• [Task goal] Count every line where "रदरफ" shows up, and give that number only.

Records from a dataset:
○ ○ ○

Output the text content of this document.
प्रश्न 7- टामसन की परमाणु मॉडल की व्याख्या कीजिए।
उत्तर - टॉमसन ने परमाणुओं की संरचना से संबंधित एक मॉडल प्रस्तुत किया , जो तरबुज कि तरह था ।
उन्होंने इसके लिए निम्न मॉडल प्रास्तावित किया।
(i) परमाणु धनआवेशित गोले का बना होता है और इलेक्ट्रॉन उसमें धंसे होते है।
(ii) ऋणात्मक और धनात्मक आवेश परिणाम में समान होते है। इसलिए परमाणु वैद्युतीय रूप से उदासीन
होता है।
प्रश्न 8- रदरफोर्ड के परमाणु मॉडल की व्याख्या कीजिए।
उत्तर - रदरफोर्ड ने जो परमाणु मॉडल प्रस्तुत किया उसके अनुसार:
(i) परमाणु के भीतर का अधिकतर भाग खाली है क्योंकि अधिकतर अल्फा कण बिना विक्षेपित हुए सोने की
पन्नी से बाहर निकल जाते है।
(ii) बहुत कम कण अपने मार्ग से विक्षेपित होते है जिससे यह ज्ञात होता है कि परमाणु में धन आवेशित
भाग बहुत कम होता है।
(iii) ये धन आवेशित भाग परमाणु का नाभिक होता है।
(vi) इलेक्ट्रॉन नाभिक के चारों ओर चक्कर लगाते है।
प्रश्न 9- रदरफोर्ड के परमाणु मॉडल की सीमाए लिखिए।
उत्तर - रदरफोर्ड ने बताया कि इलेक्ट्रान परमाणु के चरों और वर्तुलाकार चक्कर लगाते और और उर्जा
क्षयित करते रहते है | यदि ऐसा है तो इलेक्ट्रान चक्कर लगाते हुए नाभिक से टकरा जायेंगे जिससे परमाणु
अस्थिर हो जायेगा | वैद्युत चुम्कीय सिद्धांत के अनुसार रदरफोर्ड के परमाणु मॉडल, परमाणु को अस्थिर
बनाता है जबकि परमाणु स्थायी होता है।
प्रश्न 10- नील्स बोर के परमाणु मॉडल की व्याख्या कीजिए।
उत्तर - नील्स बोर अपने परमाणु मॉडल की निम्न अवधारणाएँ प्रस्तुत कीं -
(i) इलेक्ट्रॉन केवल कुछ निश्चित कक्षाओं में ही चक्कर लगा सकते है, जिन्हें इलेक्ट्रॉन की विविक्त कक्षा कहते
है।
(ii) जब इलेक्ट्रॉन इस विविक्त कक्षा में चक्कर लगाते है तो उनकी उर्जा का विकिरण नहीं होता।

○ ○ ○

• [Task solution] 5